§ **Supplied data**:
#####

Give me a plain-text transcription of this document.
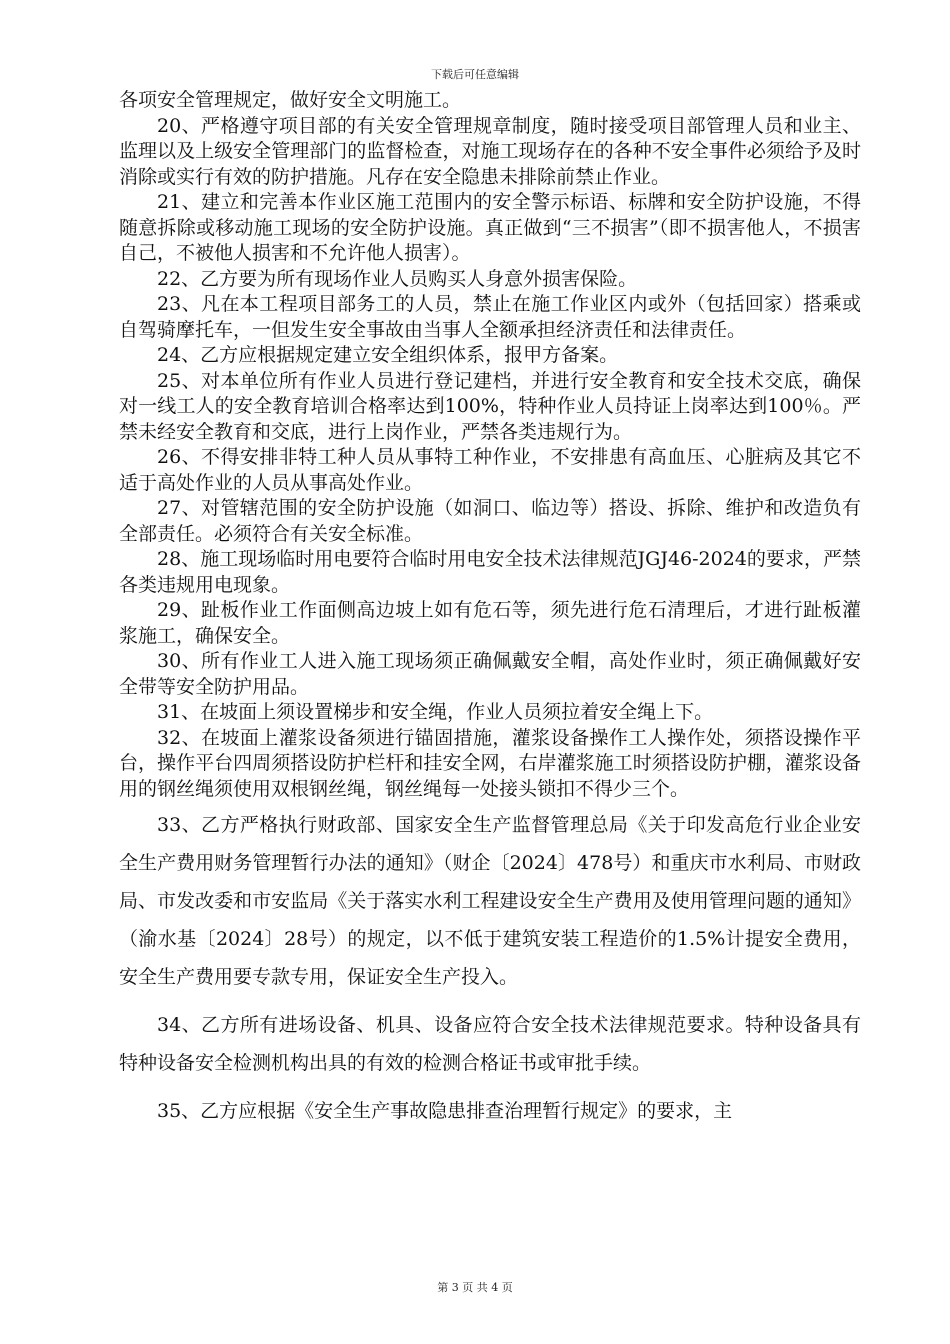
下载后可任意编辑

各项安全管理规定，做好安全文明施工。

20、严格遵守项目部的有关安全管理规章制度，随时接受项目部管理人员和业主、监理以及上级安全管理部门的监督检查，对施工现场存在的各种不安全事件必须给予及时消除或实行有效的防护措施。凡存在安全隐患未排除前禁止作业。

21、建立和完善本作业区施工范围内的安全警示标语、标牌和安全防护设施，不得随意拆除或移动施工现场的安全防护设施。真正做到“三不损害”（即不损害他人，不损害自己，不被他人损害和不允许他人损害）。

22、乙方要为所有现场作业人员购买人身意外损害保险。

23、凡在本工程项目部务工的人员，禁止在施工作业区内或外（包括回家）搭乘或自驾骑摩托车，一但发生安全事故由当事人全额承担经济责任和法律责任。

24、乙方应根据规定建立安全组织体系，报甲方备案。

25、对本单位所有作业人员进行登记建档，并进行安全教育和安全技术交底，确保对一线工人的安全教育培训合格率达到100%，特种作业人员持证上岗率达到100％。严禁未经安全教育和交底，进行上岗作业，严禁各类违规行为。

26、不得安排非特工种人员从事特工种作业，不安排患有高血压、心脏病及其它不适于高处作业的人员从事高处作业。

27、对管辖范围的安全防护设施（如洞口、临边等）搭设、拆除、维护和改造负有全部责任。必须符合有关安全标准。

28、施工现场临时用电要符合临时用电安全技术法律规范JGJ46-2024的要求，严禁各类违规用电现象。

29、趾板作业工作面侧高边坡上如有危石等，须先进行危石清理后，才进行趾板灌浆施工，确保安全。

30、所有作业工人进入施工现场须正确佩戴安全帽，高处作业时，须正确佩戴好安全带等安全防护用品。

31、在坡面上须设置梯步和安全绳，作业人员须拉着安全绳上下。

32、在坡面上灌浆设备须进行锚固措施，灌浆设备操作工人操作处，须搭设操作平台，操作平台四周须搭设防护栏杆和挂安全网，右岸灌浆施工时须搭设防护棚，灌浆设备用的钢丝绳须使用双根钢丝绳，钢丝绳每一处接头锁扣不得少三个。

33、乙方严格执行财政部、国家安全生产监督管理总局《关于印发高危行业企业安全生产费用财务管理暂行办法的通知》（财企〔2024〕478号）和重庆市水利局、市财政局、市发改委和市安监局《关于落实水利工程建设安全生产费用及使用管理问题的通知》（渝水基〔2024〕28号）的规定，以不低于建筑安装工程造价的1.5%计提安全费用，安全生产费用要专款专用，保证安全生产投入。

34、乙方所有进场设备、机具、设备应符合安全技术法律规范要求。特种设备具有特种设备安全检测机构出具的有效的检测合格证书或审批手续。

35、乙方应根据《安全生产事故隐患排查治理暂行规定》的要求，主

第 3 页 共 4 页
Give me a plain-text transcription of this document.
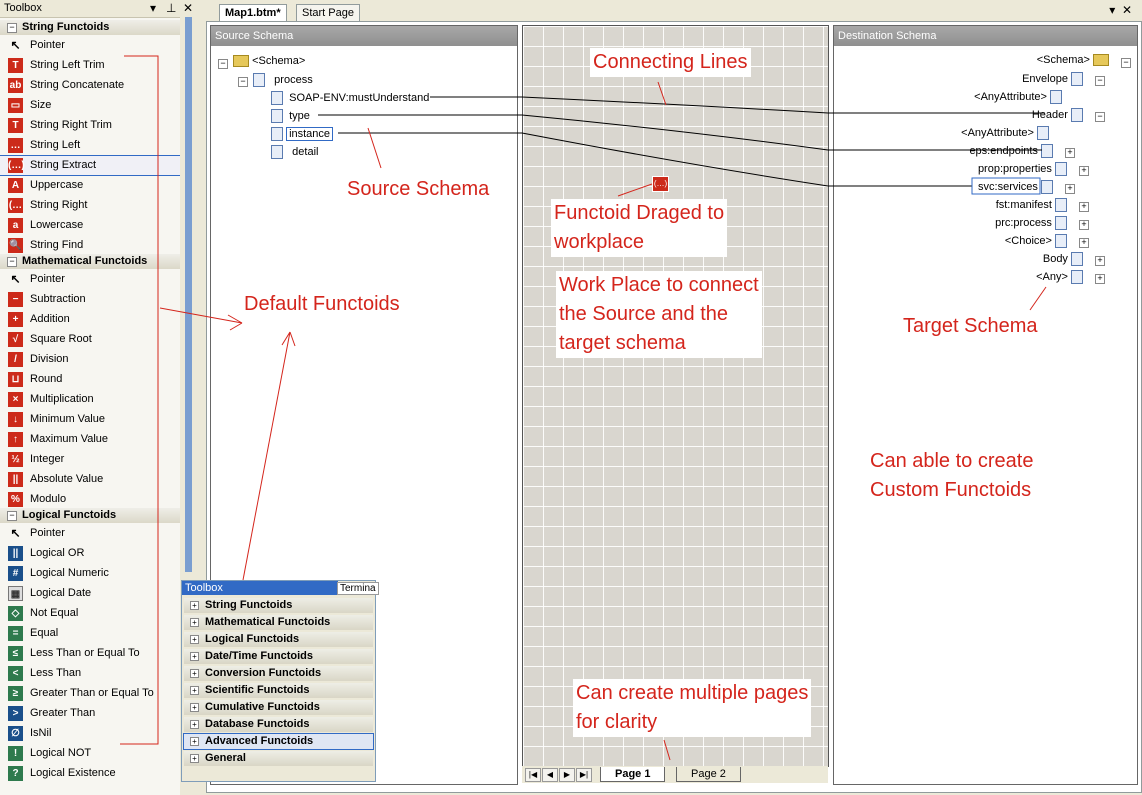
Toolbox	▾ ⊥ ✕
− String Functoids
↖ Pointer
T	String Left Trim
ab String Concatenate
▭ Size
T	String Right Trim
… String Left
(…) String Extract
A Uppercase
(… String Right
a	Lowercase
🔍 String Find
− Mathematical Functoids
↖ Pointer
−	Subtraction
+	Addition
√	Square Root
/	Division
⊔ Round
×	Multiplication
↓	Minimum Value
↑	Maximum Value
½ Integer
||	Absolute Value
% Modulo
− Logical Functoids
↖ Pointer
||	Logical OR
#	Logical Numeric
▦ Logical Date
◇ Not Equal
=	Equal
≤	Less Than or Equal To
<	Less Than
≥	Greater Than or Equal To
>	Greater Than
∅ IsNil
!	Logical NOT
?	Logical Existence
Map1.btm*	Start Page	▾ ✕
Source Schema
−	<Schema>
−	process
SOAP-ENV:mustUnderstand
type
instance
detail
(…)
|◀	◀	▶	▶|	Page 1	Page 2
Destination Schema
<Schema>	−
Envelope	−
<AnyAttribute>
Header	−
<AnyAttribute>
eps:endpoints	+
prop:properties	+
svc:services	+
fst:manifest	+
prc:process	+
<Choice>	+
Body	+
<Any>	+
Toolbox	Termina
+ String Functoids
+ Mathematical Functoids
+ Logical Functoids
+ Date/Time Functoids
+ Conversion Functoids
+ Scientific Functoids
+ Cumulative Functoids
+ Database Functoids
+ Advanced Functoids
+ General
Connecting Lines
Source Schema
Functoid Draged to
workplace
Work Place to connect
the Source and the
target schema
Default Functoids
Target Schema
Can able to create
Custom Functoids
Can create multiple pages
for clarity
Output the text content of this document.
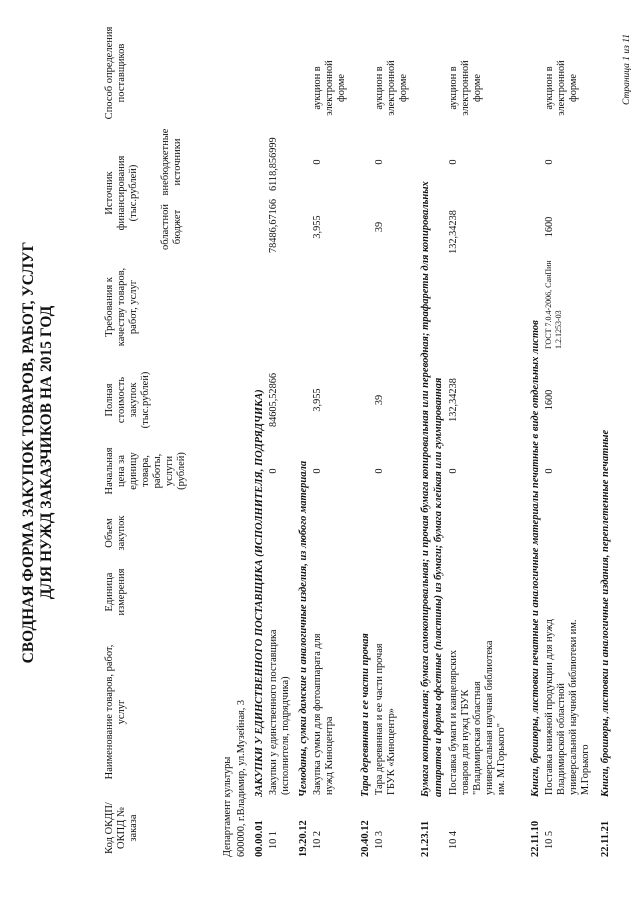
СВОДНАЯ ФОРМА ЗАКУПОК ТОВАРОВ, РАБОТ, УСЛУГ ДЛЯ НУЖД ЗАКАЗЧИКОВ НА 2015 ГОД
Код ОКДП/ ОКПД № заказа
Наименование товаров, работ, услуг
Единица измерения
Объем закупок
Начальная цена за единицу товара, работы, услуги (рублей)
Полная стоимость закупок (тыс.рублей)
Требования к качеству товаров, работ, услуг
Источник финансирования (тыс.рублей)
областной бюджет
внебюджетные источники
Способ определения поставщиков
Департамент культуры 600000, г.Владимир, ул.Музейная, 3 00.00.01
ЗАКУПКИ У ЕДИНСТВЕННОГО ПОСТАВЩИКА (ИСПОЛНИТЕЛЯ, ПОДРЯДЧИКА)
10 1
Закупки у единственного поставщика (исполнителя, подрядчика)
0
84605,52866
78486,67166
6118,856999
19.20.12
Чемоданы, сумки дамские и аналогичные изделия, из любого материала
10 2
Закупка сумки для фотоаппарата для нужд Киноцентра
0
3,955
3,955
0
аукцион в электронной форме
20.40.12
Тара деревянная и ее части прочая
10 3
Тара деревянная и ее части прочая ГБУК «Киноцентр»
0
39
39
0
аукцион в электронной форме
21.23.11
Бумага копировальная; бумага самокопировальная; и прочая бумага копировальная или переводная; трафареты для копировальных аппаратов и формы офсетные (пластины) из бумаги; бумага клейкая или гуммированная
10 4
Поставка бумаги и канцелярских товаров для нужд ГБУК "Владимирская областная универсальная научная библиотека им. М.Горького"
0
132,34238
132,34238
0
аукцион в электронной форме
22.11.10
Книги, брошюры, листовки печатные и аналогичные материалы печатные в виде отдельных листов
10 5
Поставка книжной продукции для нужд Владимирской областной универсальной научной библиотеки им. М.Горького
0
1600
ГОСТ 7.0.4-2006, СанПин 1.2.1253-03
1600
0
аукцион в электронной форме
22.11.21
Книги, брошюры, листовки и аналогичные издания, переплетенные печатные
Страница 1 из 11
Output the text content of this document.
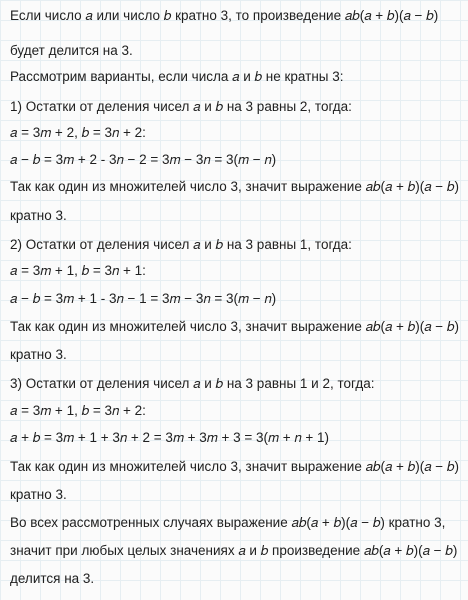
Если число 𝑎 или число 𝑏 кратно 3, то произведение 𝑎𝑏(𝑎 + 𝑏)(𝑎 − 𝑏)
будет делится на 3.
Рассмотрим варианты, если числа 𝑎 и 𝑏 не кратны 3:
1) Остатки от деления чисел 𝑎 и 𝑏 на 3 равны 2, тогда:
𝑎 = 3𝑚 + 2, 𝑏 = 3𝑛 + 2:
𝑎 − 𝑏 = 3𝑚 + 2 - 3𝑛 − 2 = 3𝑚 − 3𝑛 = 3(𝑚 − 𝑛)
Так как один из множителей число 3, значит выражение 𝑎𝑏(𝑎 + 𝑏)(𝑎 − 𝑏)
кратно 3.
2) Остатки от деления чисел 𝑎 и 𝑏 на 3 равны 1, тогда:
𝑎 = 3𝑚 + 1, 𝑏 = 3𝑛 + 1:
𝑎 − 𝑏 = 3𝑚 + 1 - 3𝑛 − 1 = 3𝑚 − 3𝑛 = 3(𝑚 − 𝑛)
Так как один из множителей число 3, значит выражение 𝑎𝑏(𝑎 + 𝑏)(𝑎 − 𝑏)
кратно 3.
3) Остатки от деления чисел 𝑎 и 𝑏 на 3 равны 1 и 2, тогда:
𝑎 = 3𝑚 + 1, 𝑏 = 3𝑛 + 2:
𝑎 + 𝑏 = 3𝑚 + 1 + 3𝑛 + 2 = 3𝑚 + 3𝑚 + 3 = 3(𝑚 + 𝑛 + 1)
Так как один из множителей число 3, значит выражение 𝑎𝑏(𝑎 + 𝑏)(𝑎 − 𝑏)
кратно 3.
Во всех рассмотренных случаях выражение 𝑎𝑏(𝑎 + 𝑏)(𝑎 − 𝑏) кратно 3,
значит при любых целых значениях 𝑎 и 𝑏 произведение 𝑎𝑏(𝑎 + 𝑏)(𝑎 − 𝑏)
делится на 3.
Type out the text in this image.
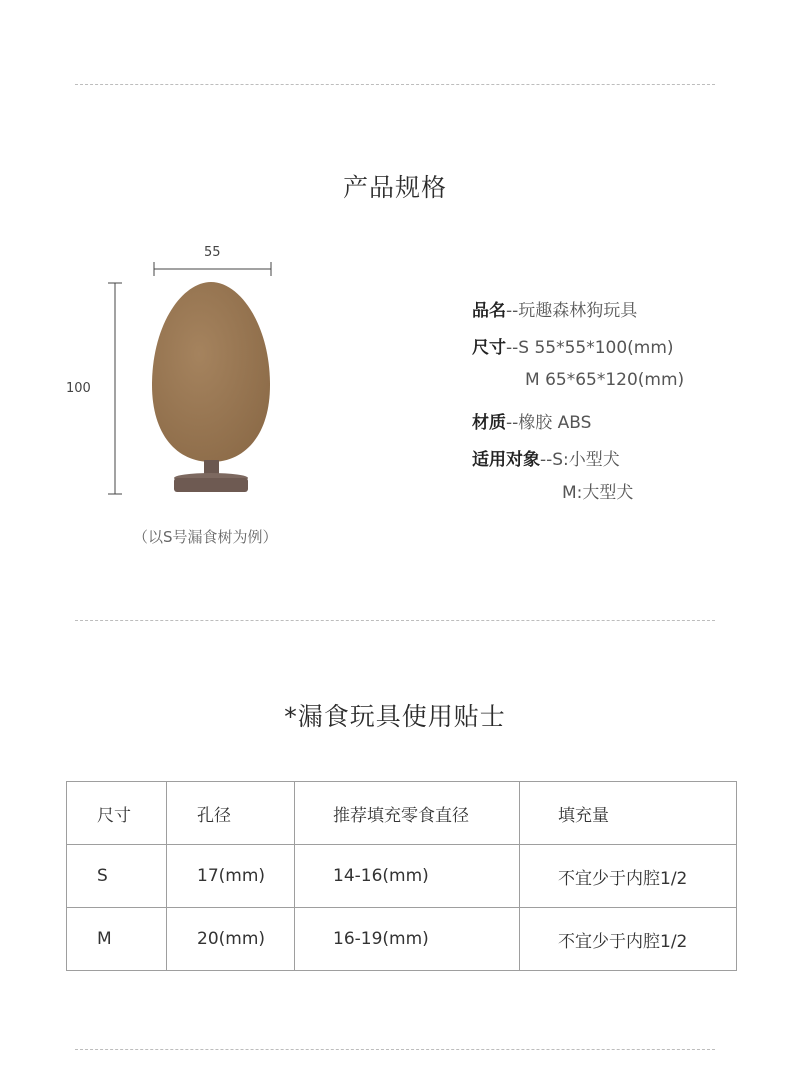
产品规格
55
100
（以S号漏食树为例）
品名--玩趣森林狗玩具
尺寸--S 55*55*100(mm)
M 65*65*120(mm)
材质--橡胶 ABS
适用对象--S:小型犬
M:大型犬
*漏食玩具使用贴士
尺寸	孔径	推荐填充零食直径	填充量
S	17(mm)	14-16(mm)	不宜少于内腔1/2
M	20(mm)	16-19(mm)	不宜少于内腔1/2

#####

§ **Work to do**:
Read the lines above. Gather those in which the string "произведение" is found.

§ **Solution to this task**:
Если число 𝑎 или число 𝑏 кратно 3, то произведение 𝑎𝑏(𝑎 + 𝑏)(𝑎 − 𝑏)
значит при любых целых значениях 𝑎 и 𝑏 произведение 𝑎𝑏(𝑎 + 𝑏)(𝑎 − 𝑏)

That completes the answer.